EXERCISE:
Copy each of the entries below faithfully, setting aside any pictures.

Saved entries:
+ + + +
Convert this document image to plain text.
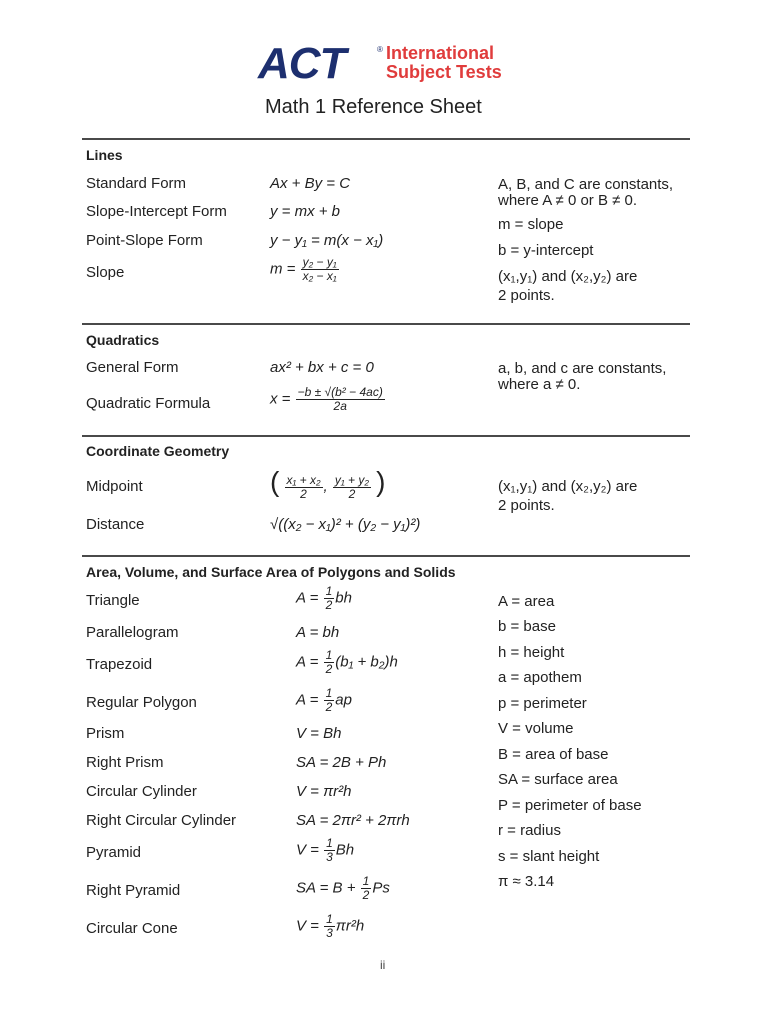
ACT	® International
Subject Tests
Math 1 Reference Sheet
Lines
Standard Form	Ax + By = C
Slope-Intercept Form	y = mx + b
Point-Slope Form	y − y₁ = m(x − x₁)
Slope	$m = \frac{\text{y₂ − y₁}}{\text{x₂ − x₁}}$
A, B, and C are constants,
where A ≠ 0 or B ≠ 0.
m = slope
b = y-intercept
(x₁,y₁) and (x₂,y₂) are
2 points.
Quadratics
General Form	ax² + bx + c = 0
Quadratic Formula	$x = \frac{\text{−b ± √(b² − 4ac)}}{2a}$
a, b, and c are constants,
where a ≠ 0.
Coordinate Geometry
Midpoint	( $\frac{\text{x₁ + x₂}}{2}$ , $\frac{\text{y₁ + y₂}}{2}$ )
Distance	√((x₂ − x₁)² + (y₂ − y₁)²)
(x₁,y₁) and (x₂,y₂) are
2 points.
Area, Volume, and Surface Area of Polygons and Solids
Triangle	$A = \frac{1}{2}$ bh
Parallelogram	A = bh
Trapezoid	$A = \frac{1}{2} (b_1 + b_2)h$
Regular Polygon	$A = \frac{1}{2}$ ap
Prism	V = Bh
Right Prism	SA = 2B + Ph
Circular Cylinder	V = πr²h
Right Circular Cylinder	SA = 2πr² + 2πrh
Pyramid	$V = \frac{1}{3}$ Bh
Right Pyramid	SA = $B + \frac{1}{2}$ Ps
Circular Cone	$V = \frac{1}{3} \pi r^2h$
A = area
b = base
h = height
a = apothem
p = perimeter
V = volume
B = area of base
SA = surface area
P = perimeter of base
r = radius
s = slant height
π ≈ 3.14
ii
+ + + +
WRITTEN RESPONSE:
Convert this document image to plain text.
ACT	® International
Subject Tests
Math 1 Reference Sheet
Lines
Standard Form	Ax + By = C
Slope-Intercept Form	y = mx + b
Point-Slope Form	y − y₁ = m(x − x₁)
Slope	$m = \frac{\text{y₂ − y₁}}{\text{x₂ − x₁}}$
A, B, and C are constants,
where A ≠ 0 or B ≠ 0.
m = slope
b = y-intercept
(x₁,y₁) and (x₂,y₂) are
2 points.
Quadratics
General Form	ax² + bx + c = 0
Quadratic Formula	$x = \frac{\text{−b ± √(b² − 4ac)}}{2a}$
a, b, and c are constants,
where a ≠ 0.
Coordinate Geometry
Midpoint	( $\frac{\text{x₁ + x₂}}{2}$ , $\frac{\text{y₁ + y₂}}{2}$ )
Distance	√((x₂ − x₁)² + (y₂ − y₁)²)
(x₁,y₁) and (x₂,y₂) are
2 points.
Area, Volume, and Surface Area of Polygons and Solids
Triangle	$A = \frac{1}{2}$ bh
Parallelogram	A = bh
Trapezoid	$A = \frac{1}{2} (b_1 + b_2)h$
Regular Polygon	$A = \frac{1}{2}$ ap
Prism	V = Bh
Right Prism	SA = 2B + Ph
Circular Cylinder	V = πr²h
Right Circular Cylinder	SA = 2πr² + 2πrh
Pyramid	$V = \frac{1}{3}$ Bh
Right Pyramid	SA = $B + \frac{1}{2}$ Ps
Circular Cone	$V = \frac{1}{3} \pi r^2h$
A = area
b = base
h = height
a = apothem
p = perimeter
V = volume
B = area of base
SA = surface area
P = perimeter of base
r = radius
s = slant height
π ≈ 3.14
ii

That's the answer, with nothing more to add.